■ **Available data**
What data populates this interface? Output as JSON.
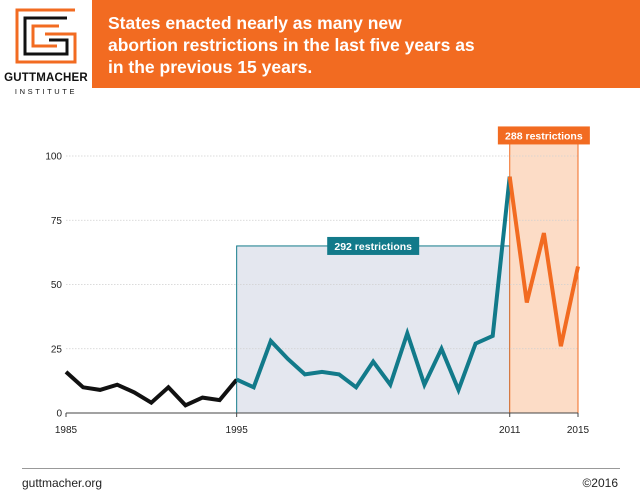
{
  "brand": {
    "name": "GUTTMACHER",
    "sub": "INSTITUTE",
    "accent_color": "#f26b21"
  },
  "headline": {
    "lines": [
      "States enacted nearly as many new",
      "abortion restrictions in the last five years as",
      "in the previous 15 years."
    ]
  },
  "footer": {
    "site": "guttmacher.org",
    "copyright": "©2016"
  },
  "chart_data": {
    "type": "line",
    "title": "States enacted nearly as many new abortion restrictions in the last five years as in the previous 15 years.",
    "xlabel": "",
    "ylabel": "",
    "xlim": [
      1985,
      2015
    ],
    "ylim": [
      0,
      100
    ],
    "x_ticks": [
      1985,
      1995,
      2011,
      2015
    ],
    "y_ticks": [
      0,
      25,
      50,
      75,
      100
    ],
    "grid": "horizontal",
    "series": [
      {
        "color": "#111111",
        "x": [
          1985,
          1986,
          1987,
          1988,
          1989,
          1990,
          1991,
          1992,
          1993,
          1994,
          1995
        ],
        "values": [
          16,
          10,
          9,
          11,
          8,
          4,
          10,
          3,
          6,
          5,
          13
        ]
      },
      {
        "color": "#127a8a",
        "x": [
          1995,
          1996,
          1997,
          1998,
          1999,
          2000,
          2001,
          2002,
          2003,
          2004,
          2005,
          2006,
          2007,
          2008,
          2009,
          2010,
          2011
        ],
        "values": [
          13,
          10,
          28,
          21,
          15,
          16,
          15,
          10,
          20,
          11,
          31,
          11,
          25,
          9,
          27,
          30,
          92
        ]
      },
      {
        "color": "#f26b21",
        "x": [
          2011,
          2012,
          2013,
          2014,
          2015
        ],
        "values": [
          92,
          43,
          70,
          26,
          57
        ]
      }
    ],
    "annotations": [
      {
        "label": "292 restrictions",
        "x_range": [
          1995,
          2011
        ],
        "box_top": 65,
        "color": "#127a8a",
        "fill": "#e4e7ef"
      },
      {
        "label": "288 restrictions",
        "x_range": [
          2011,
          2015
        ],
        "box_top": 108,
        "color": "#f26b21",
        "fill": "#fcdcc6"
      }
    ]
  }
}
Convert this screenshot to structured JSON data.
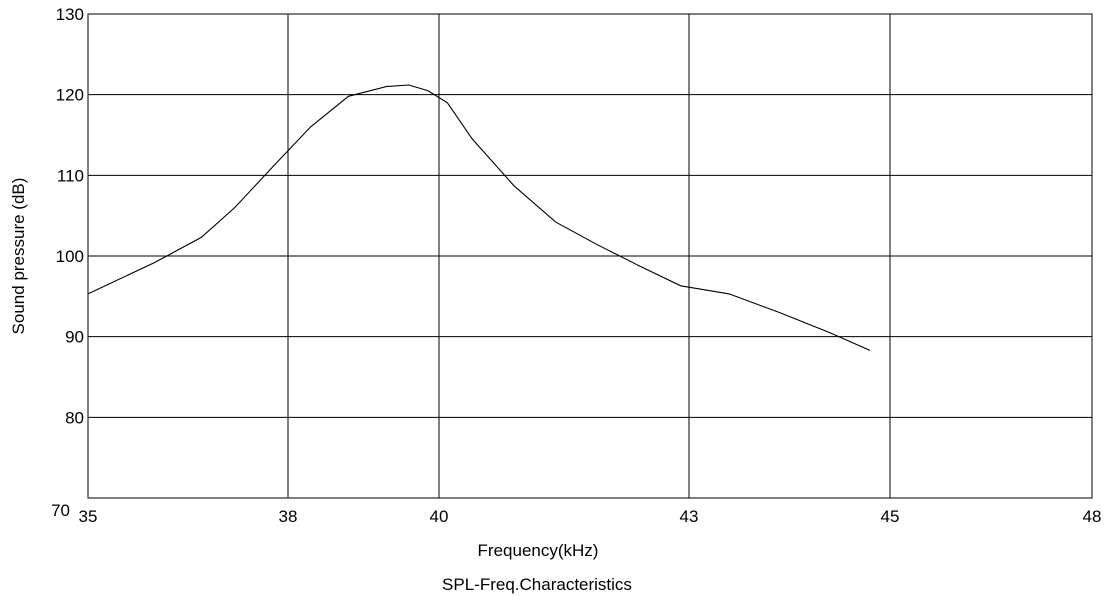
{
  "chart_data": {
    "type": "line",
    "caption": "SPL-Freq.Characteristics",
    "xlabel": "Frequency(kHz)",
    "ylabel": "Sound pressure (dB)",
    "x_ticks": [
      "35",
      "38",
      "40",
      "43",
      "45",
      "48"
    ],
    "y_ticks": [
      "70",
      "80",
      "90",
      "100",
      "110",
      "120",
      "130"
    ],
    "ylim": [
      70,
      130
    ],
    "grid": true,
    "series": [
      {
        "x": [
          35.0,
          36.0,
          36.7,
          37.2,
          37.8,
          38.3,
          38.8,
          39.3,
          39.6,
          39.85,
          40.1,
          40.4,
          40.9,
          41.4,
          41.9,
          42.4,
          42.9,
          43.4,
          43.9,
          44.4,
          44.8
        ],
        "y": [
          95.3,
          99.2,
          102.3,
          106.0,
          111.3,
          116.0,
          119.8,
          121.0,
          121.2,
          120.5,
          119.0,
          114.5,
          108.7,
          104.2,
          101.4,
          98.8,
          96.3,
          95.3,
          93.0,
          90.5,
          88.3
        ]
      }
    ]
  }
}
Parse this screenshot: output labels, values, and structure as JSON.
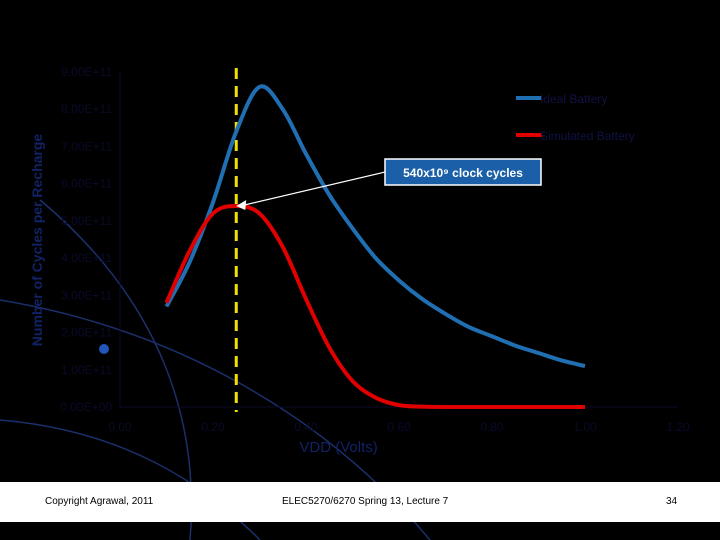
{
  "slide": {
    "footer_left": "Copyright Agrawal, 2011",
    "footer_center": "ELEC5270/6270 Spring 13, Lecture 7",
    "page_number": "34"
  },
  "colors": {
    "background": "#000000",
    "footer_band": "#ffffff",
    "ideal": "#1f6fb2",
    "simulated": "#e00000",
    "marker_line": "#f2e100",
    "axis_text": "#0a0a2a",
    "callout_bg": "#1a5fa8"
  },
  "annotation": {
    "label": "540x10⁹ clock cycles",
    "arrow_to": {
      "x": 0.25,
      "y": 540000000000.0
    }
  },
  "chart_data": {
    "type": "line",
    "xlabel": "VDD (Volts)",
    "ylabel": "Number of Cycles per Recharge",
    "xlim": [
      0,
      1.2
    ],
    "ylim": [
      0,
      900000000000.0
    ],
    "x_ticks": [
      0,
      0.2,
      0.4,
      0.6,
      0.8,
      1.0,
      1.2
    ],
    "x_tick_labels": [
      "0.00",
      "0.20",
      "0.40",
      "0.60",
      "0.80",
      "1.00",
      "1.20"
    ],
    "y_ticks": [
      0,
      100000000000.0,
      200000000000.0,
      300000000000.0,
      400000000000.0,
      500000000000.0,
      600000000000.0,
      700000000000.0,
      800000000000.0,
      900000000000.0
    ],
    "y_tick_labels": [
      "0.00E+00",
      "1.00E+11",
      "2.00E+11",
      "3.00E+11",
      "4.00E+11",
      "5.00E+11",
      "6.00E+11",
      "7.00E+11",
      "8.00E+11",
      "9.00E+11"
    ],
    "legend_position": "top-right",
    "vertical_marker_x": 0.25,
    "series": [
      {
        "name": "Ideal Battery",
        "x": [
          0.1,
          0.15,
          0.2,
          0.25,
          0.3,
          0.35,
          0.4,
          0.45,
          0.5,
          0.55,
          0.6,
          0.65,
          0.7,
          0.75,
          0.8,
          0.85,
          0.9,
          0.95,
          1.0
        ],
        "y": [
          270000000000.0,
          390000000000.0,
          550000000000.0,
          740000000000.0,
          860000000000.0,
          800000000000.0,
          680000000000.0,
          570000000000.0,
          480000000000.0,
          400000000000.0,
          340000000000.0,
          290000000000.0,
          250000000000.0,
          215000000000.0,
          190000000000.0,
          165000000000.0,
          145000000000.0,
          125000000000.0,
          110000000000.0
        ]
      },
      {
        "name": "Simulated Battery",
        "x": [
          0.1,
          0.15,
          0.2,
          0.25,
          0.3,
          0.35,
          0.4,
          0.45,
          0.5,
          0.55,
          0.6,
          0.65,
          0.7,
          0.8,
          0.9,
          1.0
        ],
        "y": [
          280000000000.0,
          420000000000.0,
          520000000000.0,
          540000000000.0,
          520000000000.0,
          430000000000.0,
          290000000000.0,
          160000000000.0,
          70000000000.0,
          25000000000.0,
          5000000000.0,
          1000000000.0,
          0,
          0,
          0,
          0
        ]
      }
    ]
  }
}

■ **Job**
In the material above, find the lines that contain "five" and show them.

■ **Answer to this task**
      "abortion restrictions in the last five years as",
    "title": "States enacted nearly as many new abortion restrictions in the last five years as in the previous 15 years.",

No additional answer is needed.